— start DATA EXTRACT —

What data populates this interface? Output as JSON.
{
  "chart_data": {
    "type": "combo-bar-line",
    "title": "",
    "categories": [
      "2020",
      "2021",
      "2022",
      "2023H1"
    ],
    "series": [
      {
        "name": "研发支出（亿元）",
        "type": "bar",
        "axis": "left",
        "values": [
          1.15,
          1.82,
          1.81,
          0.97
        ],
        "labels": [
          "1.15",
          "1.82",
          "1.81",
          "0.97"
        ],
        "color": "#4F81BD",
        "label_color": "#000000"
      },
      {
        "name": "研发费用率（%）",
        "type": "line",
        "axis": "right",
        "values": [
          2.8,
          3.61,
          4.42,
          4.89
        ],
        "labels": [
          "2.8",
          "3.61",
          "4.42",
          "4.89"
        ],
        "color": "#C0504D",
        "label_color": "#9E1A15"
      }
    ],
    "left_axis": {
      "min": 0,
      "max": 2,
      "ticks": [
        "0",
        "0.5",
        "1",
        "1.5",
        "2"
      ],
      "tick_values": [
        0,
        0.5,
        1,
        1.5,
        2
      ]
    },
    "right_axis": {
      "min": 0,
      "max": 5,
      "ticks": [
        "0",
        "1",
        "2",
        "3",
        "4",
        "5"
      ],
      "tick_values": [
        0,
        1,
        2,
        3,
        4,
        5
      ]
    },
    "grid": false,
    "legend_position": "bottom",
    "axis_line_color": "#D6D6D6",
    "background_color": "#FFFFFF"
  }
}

— end DATA EXTRACT —

* EXERCISE DIRECTIONS: Return the material in full, exactly as shown.

* WRITTEN SOLUTION:
What data populates this interface? Output as JSON.
{
  "chart_data": {
    "type": "combo-bar-line",
    "title": "",
    "categories": [
      "2020",
      "2021",
      "2022",
      "2023H1"
    ],
    "series": [
      {
        "name": "研发支出（亿元）",
        "type": "bar",
        "axis": "left",
        "values": [
          1.15,
          1.82,
          1.81,
          0.97
        ],
        "labels": [
          "1.15",
          "1.82",
          "1.81",
          "0.97"
        ],
        "color": "#4F81BD",
        "label_color": "#000000"
      },
      {
        "name": "研发费用率（%）",
        "type": "line",
        "axis": "right",
        "values": [
          2.8,
          3.61,
          4.42,
          4.89
        ],
        "labels": [
          "2.8",
          "3.61",
          "4.42",
          "4.89"
        ],
        "color": "#C0504D",
        "label_color": "#9E1A15"
      }
    ],
    "left_axis": {
      "min": 0,
      "max": 2,
      "ticks": [
        "0",
        "0.5",
        "1",
        "1.5",
        "2"
      ],
      "tick_values": [
        0,
        0.5,
        1,
        1.5,
        2
      ]
    },
    "right_axis": {
      "min": 0,
      "max": 5,
      "ticks": [
        "0",
        "1",
        "2",
        "3",
        "4",
        "5"
      ],
      "tick_values": [
        0,
        1,
        2,
        3,
        4,
        5
      ]
    },
    "grid": false,
    "legend_position": "bottom",
    "axis_line_color": "#D6D6D6",
    "background_color": "#FFFFFF"
  }
}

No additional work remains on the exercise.